### SHORT EXERCISE A
Write out the entries from their first line through the line that contains "- series-line-3: [99, 151, 556, 409]", including both of those lines.

### SELECTED TEXT
· · · ·

How do we move through the world? What drives us? What are our responsibilities as artists and as people? Naama Tsabar has been creating sculpture, installation, and performance work for the past two decades. She utilizes her musical background to visualize her utopian view of the world—a world where hierarchy and power are replaced with attentiveness, passion, and solidarity.
We began our conversation by discussing recent performances of Closer and Work on Felt at Páramo gallery in New York City.
Naomi Lev Can you describe the origins of Closer and Work on Felt?
Naama Tsabar I originally created Closer in 2014 for the performance series Blood Makes Noise at the Guggenheim Museum in New York. The installation consists of a freestanding corner wall that has an inverted instrument inside it and a singing chamber, while microphones penetrate from the other side picking up the sound and sending to amplification.
NL When and why did you start working with felt?
NT The idea of having a flat surface and marrying it with a string to create sound initially originated in paper form in 2012. Artis, an organization that promotes Israeli arts abroad, asked me to create work on paper for their NADA booth. I decided to sculpt the paper while giving it the ability to create sound. That was the first time I embedded carbon fiber, which is the material I embed in the soft felt to create tension and rigidity.
NL How are these works created?
NT It‘s a laminating process where I combine sheets of carbon fiber with epoxy. NL How did you realize this is the material you need?
NT I started using carbon fiber for Untitled (Babies) (2008), which began as a video in which I played a song with a female band on a stage. Toward the end of that video I bang the guitar on the stage—the guitar remains but the stage collapses.
The guitar was coated with carbon fiber and then refinished. Through this experience I realized that marrying carbon fiber with felt would work well. The first marriage was of paper and carbon fiber, and it was a relatively small piece.
NL I’ve never seen the small formats.
NT Yeah, I don’t think I’ve ever exhibited them again. NL Why is that?

· · · ·

### LISTING
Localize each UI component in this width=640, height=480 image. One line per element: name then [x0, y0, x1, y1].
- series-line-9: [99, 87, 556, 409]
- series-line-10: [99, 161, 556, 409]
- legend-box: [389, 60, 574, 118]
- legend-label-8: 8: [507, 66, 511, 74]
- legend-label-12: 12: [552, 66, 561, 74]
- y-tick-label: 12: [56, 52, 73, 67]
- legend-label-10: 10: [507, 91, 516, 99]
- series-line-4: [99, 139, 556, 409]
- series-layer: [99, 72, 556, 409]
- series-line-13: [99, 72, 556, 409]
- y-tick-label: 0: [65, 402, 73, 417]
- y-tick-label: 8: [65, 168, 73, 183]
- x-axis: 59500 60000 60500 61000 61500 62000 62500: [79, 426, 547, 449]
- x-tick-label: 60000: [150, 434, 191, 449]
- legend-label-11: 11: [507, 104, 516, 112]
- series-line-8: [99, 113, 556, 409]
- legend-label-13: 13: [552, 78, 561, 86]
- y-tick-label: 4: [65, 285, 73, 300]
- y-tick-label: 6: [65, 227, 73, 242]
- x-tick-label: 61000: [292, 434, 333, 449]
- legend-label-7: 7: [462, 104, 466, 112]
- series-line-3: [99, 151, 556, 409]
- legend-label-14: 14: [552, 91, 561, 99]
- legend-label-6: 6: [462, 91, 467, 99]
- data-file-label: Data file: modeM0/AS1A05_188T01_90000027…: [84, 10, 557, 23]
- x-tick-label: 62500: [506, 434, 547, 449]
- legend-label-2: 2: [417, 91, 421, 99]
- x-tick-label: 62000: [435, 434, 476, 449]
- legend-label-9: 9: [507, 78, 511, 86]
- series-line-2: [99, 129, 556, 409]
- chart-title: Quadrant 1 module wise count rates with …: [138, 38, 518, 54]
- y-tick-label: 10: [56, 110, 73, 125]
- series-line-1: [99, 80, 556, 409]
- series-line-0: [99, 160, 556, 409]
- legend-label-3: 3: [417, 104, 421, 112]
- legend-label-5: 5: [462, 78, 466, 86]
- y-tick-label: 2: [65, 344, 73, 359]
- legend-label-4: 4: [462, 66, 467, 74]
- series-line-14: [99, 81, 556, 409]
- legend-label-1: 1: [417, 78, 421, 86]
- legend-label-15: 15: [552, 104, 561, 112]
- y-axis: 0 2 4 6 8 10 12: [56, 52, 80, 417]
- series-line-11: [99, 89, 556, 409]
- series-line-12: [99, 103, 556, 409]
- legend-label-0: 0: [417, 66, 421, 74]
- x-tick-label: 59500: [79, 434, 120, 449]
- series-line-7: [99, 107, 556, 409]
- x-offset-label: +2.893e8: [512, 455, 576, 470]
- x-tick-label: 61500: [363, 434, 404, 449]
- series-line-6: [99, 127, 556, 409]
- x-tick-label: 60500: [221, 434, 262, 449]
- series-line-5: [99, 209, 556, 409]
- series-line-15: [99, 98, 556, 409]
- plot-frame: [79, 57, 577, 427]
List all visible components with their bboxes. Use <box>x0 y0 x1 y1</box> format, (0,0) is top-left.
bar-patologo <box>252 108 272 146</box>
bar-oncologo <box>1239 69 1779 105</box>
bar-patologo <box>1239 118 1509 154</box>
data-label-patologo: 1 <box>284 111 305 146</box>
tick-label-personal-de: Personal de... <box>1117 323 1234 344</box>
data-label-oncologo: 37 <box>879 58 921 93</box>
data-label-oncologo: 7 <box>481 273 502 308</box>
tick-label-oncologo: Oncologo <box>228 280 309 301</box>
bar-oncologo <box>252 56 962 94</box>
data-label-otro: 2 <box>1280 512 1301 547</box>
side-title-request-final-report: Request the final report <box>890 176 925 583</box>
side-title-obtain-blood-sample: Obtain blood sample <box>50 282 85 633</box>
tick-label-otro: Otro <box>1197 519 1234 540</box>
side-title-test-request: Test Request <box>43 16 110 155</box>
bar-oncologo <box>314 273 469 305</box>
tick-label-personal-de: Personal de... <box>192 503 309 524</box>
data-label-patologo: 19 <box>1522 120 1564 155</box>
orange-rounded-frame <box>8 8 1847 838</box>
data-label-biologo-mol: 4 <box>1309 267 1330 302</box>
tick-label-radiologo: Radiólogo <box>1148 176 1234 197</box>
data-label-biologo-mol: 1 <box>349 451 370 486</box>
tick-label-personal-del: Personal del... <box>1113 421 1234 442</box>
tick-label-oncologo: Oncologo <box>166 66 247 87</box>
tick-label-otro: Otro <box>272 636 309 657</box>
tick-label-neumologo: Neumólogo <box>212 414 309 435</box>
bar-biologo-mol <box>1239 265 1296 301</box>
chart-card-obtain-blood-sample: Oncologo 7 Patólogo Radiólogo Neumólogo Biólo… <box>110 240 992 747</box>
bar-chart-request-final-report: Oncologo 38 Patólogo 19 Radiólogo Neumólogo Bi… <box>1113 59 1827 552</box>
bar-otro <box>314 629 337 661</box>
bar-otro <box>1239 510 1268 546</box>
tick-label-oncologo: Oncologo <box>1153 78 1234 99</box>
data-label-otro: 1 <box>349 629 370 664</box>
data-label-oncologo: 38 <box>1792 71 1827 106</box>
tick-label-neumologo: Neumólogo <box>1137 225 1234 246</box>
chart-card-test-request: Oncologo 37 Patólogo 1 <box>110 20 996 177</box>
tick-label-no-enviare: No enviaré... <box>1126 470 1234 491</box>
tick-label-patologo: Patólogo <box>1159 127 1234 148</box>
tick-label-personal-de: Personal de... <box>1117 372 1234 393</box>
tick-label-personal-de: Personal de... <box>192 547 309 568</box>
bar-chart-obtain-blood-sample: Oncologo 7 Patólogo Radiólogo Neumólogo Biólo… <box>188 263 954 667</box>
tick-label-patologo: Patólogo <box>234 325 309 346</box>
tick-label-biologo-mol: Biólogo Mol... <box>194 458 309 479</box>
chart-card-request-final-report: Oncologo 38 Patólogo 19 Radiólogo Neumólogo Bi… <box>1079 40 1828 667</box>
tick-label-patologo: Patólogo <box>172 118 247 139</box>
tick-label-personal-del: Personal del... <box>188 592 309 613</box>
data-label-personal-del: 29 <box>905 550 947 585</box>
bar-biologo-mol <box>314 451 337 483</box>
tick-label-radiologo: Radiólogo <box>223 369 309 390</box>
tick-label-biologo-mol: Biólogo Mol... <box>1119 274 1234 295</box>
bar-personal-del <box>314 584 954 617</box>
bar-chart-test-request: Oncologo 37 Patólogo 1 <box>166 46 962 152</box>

· · · ·

### SHORT EXERCISE B
Give the interview again from "NL How are these" to "the small formats.", replacing "guitar" with "bass".

### EXERCISE OUTPUT A
Localize each UI component in this width=640, height=480 image. One line per element: name then [x0, y0, x1, y1].
- series-line-9: [99, 87, 556, 409]
- series-line-10: [99, 161, 556, 409]
- legend-box: [389, 60, 574, 118]
- legend-label-8: 8: [507, 66, 511, 74]
- legend-label-12: 12: [552, 66, 561, 74]
- y-tick-label: 12: [56, 52, 73, 67]
- legend-label-10: 10: [507, 91, 516, 99]
- series-line-4: [99, 139, 556, 409]
- series-layer: [99, 72, 556, 409]
- series-line-13: [99, 72, 556, 409]
- y-tick-label: 0: [65, 402, 73, 417]
- y-tick-label: 8: [65, 168, 73, 183]
- x-axis: 59500 60000 60500 61000 61500 62000 62500: [79, 426, 547, 449]
- x-tick-label: 60000: [150, 434, 191, 449]
- legend-label-11: 11: [507, 104, 516, 112]
- series-line-8: [99, 113, 556, 409]
- legend-label-13: 13: [552, 78, 561, 86]
- y-tick-label: 4: [65, 285, 73, 300]
- y-tick-label: 6: [65, 227, 73, 242]
- x-tick-label: 61000: [292, 434, 333, 449]
- legend-label-7: 7: [462, 104, 466, 112]
- series-line-3: [99, 151, 556, 409]

### EXERCISE OUTPUT B
NL How are these works created?
NT It‘s a laminating process where I combine sheets of carbon fiber with epoxy. NL How did you realize this is the material you need?
NT I started using carbon fiber for Untitled (Babies) (2008), which began as a video in which I played a song with a female band on a stage. Toward the end of that video I bang the bass on the stage—the bass remains but the stage collapses.
The bass was coated with carbon fiber and then refinished. Through this experience I realized that marrying carbon fiber with felt would work well. The first marriage was of paper and carbon fiber, and it was a relatively small piece.
NL I’ve never seen the small formats.